§ **What you need to do**
Print word for word everything from the start of the listing down to and including the line that contains "The opening 30 is at (393, 93).".

(Stored items)

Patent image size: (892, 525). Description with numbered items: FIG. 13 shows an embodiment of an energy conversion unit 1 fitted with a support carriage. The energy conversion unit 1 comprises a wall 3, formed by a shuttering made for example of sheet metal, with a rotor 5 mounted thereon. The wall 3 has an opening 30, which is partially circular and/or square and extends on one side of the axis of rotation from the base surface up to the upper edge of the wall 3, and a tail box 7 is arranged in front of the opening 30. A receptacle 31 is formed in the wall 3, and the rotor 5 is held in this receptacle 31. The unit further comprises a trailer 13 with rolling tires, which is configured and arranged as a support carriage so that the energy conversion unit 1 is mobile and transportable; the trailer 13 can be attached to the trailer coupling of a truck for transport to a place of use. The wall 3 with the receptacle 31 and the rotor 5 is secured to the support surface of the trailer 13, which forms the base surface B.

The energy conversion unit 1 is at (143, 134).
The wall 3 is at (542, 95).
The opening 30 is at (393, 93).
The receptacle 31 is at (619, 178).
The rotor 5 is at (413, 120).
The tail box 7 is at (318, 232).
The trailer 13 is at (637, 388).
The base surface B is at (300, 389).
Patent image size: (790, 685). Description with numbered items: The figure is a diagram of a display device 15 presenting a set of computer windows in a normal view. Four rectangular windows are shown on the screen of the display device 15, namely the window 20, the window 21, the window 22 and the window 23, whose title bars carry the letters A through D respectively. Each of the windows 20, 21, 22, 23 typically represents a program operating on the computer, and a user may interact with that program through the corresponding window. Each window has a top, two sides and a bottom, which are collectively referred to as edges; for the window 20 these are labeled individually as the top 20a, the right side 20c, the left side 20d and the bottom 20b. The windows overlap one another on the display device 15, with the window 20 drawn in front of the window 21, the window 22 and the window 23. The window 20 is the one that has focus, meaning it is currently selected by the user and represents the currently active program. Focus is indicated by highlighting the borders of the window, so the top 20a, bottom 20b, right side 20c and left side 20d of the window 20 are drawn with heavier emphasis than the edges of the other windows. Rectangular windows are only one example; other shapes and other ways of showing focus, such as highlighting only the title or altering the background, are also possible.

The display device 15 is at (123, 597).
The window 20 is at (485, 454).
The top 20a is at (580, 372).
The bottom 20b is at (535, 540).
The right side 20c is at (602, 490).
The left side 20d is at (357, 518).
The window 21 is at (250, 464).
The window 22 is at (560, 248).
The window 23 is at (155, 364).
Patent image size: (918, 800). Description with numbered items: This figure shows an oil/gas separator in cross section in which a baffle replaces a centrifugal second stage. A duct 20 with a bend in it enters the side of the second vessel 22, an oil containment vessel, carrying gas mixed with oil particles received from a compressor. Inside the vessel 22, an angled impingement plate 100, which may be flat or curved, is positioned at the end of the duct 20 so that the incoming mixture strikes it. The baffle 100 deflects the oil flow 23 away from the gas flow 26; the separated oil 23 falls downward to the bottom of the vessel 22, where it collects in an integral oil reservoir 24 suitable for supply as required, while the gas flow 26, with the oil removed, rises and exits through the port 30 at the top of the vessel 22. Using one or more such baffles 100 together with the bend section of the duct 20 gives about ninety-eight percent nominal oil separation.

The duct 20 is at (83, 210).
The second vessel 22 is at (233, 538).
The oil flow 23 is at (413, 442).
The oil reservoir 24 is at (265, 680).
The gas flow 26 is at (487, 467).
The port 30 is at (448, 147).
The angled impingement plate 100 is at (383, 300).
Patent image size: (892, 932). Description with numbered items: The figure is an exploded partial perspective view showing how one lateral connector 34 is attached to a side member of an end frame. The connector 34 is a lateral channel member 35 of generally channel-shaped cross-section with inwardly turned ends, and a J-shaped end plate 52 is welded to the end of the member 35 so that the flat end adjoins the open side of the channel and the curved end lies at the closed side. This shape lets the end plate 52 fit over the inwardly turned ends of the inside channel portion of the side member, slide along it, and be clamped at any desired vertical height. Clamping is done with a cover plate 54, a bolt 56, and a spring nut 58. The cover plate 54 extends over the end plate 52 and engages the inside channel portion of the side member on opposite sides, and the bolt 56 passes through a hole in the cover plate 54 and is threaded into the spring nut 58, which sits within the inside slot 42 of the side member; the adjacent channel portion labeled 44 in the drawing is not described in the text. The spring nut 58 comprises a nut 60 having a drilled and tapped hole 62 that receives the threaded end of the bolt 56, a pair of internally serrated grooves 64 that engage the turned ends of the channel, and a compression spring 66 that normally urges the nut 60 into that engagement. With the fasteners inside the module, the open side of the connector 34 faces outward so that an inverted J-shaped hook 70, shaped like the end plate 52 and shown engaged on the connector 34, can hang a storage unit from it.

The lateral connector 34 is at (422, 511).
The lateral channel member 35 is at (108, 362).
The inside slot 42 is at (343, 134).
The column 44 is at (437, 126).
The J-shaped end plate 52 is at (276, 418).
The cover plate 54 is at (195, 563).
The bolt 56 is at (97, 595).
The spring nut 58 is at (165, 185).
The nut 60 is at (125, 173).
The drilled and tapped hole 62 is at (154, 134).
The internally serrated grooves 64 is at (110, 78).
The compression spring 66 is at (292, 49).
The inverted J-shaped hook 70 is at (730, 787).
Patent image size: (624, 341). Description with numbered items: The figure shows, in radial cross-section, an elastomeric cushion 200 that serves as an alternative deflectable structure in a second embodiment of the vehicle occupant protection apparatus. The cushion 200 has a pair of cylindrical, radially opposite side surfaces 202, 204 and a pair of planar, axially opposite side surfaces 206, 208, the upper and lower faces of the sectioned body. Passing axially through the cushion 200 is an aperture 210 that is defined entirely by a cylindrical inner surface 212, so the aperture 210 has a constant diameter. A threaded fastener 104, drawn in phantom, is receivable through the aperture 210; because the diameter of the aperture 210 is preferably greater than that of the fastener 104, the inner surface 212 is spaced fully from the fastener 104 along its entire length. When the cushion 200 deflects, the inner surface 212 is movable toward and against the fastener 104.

§ **Response**
Patent image size: (892, 525). Description with numbered items: FIG. 13 shows an embodiment of an energy conversion unit 1 fitted with a support carriage. The energy conversion unit 1 comprises a wall 3, formed by a shuttering made for example of sheet metal, with a rotor 5 mounted thereon. The wall 3 has an opening 30, which is partially circular and/or square and extends on one side of the axis of rotation from the base surface up to the upper edge of the wall 3, and a tail box 7 is arranged in front of the opening 30. A receptacle 31 is formed in the wall 3, and the rotor 5 is held in this receptacle 31. The unit further comprises a trailer 13 with rolling tires, which is configured and arranged as a support carriage so that the energy conversion unit 1 is mobile and transportable; the trailer 13 can be attached to the trailer coupling of a truck for transport to a place of use. The wall 3 with the receptacle 31 and the rotor 5 is secured to the support surface of the trailer 13, which forms the base surface B.

The energy conversion unit 1 is at (143, 134).
The wall 3 is at (542, 95).
The opening 30 is at (393, 93).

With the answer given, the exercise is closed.